Rows from a figure dataset:
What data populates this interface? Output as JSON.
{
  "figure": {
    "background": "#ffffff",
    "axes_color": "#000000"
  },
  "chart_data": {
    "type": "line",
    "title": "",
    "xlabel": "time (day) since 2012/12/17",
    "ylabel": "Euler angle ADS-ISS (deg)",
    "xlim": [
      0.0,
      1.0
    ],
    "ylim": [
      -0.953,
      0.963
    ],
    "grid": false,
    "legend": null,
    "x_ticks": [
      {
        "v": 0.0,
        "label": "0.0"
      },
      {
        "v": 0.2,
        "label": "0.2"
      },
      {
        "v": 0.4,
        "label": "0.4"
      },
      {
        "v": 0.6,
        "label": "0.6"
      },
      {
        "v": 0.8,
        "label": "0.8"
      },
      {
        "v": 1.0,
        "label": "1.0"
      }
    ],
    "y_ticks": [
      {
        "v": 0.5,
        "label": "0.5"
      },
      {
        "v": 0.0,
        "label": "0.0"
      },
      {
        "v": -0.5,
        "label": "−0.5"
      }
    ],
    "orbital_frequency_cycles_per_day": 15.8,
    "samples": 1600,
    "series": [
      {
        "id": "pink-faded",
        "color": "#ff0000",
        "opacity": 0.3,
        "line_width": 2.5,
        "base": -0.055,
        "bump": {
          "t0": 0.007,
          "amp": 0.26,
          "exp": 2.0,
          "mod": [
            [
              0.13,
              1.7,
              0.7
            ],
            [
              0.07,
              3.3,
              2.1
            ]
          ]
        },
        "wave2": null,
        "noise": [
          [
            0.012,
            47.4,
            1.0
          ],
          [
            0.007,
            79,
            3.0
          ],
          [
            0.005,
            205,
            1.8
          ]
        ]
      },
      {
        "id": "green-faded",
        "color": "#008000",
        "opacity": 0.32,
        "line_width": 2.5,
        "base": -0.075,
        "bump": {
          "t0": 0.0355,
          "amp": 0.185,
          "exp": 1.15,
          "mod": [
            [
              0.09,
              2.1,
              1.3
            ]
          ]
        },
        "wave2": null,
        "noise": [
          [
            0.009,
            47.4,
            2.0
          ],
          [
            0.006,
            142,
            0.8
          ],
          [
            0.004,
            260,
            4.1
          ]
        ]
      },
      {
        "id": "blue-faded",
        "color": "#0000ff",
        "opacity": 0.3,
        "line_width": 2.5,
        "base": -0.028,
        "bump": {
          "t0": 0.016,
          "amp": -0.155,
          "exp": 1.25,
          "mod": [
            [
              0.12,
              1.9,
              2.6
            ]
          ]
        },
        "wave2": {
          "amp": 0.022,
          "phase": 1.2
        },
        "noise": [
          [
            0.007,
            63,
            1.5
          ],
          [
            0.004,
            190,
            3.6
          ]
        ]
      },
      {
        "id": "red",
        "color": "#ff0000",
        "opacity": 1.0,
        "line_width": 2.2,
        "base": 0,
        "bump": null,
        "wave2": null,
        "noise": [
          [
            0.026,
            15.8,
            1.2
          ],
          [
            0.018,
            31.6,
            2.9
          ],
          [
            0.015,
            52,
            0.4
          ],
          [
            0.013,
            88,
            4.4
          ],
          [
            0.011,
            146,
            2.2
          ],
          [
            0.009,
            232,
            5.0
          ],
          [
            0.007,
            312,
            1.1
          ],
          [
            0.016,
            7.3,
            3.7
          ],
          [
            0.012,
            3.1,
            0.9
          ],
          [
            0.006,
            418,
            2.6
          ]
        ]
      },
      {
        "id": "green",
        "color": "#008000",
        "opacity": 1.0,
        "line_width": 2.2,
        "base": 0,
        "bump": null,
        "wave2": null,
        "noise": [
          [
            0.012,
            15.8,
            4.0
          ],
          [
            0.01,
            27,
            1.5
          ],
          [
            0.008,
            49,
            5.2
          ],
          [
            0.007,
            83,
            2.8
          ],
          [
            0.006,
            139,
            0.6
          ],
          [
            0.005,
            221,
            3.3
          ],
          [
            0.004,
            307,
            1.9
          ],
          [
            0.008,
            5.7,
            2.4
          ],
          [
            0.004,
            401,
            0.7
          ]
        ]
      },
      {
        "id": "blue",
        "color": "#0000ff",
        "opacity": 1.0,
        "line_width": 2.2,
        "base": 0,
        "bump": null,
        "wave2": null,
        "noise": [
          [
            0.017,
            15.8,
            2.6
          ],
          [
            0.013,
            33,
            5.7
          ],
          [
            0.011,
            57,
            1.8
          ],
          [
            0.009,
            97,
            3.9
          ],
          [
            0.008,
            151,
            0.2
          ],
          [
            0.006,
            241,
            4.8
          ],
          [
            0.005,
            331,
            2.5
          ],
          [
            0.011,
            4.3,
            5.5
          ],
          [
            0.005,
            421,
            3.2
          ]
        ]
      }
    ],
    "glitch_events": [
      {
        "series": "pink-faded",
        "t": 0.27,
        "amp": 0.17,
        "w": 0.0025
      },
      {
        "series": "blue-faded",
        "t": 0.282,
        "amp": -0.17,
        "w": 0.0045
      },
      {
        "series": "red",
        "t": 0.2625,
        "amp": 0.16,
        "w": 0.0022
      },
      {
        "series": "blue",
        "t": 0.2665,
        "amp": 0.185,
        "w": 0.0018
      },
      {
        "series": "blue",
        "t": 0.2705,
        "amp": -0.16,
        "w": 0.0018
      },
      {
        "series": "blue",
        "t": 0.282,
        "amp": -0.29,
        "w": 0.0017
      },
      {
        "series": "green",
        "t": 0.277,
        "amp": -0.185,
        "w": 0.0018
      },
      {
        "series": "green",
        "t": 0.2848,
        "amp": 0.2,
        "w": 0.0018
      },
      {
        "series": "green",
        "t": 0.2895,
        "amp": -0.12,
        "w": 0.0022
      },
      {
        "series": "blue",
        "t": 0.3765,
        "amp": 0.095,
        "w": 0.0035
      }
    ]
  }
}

_TASK GOAL_:
Output the full listing without altering anything.

_FINISHED ANSWER_:
What data populates this interface? Output as JSON.
{
  "figure": {
    "background": "#ffffff",
    "axes_color": "#000000"
  },
  "chart_data": {
    "type": "line",
    "title": "",
    "xlabel": "time (day) since 2012/12/17",
    "ylabel": "Euler angle ADS-ISS (deg)",
    "xlim": [
      0.0,
      1.0
    ],
    "ylim": [
      -0.953,
      0.963
    ],
    "grid": false,
    "legend": null,
    "x_ticks": [
      {
        "v": 0.0,
        "label": "0.0"
      },
      {
        "v": 0.2,
        "label": "0.2"
      },
      {
        "v": 0.4,
        "label": "0.4"
      },
      {
        "v": 0.6,
        "label": "0.6"
      },
      {
        "v": 0.8,
        "label": "0.8"
      },
      {
        "v": 1.0,
        "label": "1.0"
      }
    ],
    "y_ticks": [
      {
        "v": 0.5,
        "label": "0.5"
      },
      {
        "v": 0.0,
        "label": "0.0"
      },
      {
        "v": -0.5,
        "label": "−0.5"
      }
    ],
    "orbital_frequency_cycles_per_day": 15.8,
    "samples": 1600,
    "series": [
      {
        "id": "pink-faded",
        "color": "#ff0000",
        "opacity": 0.3,
        "line_width": 2.5,
        "base": -0.055,
        "bump": {
          "t0": 0.007,
          "amp": 0.26,
          "exp": 2.0,
          "mod": [
            [
              0.13,
              1.7,
              0.7
            ],
            [
              0.07,
              3.3,
              2.1
            ]
          ]
        },
        "wave2": null,
        "noise": [
          [
            0.012,
            47.4,
            1.0
          ],
          [
            0.007,
            79,
            3.0
          ],
          [
            0.005,
            205,
            1.8
          ]
        ]
      },
      {
        "id": "green-faded",
        "color": "#008000",
        "opacity": 0.32,
        "line_width": 2.5,
        "base": -0.075,
        "bump": {
          "t0": 0.0355,
          "amp": 0.185,
          "exp": 1.15,
          "mod": [
            [
              0.09,
              2.1,
              1.3
            ]
          ]
        },
        "wave2": null,
        "noise": [
          [
            0.009,
            47.4,
            2.0
          ],
          [
            0.006,
            142,
            0.8
          ],
          [
            0.004,
            260,
            4.1
          ]
        ]
      },
      {
        "id": "blue-faded",
        "color": "#0000ff",
        "opacity": 0.3,
        "line_width": 2.5,
        "base": -0.028,
        "bump": {
          "t0": 0.016,
          "amp": -0.155,
          "exp": 1.25,
          "mod": [
            [
              0.12,
              1.9,
              2.6
            ]
          ]
        },
        "wave2": {
          "amp": 0.022,
          "phase": 1.2
        },
        "noise": [
          [
            0.007,
            63,
            1.5
          ],
          [
            0.004,
            190,
            3.6
          ]
        ]
      },
      {
        "id": "red",
        "color": "#ff0000",
        "opacity": 1.0,
        "line_width": 2.2,
        "base": 0,
        "bump": null,
        "wave2": null,
        "noise": [
          [
            0.026,
            15.8,
            1.2
          ],
          [
            0.018,
            31.6,
            2.9
          ],
          [
            0.015,
            52,
            0.4
          ],
          [
            0.013,
            88,
            4.4
          ],
          [
            0.011,
            146,
            2.2
          ],
          [
            0.009,
            232,
            5.0
          ],
          [
            0.007,
            312,
            1.1
          ],
          [
            0.016,
            7.3,
            3.7
          ],
          [
            0.012,
            3.1,
            0.9
          ],
          [
            0.006,
            418,
            2.6
          ]
        ]
      },
      {
        "id": "green",
        "color": "#008000",
        "opacity": 1.0,
        "line_width": 2.2,
        "base": 0,
        "bump": null,
        "wave2": null,
        "noise": [
          [
            0.012,
            15.8,
            4.0
          ],
          [
            0.01,
            27,
            1.5
          ],
          [
            0.008,
            49,
            5.2
          ],
          [
            0.007,
            83,
            2.8
          ],
          [
            0.006,
            139,
            0.6
          ],
          [
            0.005,
            221,
            3.3
          ],
          [
            0.004,
            307,
            1.9
          ],
          [
            0.008,
            5.7,
            2.4
          ],
          [
            0.004,
            401,
            0.7
          ]
        ]
      },
      {
        "id": "blue",
        "color": "#0000ff",
        "opacity": 1.0,
        "line_width": 2.2,
        "base": 0,
        "bump": null,
        "wave2": null,
        "noise": [
          [
            0.017,
            15.8,
            2.6
          ],
          [
            0.013,
            33,
            5.7
          ],
          [
            0.011,
            57,
            1.8
          ],
          [
            0.009,
            97,
            3.9
          ],
          [
            0.008,
            151,
            0.2
          ],
          [
            0.006,
            241,
            4.8
          ],
          [
            0.005,
            331,
            2.5
          ],
          [
            0.011,
            4.3,
            5.5
          ],
          [
            0.005,
            421,
            3.2
          ]
        ]
      }
    ],
    "glitch_events": [
      {
        "series": "pink-faded",
        "t": 0.27,
        "amp": 0.17,
        "w": 0.0025
      },
      {
        "series": "blue-faded",
        "t": 0.282,
        "amp": -0.17,
        "w": 0.0045
      },
      {
        "series": "red",
        "t": 0.2625,
        "amp": 0.16,
        "w": 0.0022
      },
      {
        "series": "blue",
        "t": 0.2665,
        "amp": 0.185,
        "w": 0.0018
      },
      {
        "series": "blue",
        "t": 0.2705,
        "amp": -0.16,
        "w": 0.0018
      },
      {
        "series": "blue",
        "t": 0.282,
        "amp": -0.29,
        "w": 0.0017
      },
      {
        "series": "green",
        "t": 0.277,
        "amp": -0.185,
        "w": 0.0018
      },
      {
        "series": "green",
        "t": 0.2848,
        "amp": 0.2,
        "w": 0.0018
      },
      {
        "series": "green",
        "t": 0.2895,
        "amp": -0.12,
        "w": 0.0022
      },
      {
        "series": "blue",
        "t": 0.3765,
        "amp": 0.095,
        "w": 0.0035
      }
    ]
  }
}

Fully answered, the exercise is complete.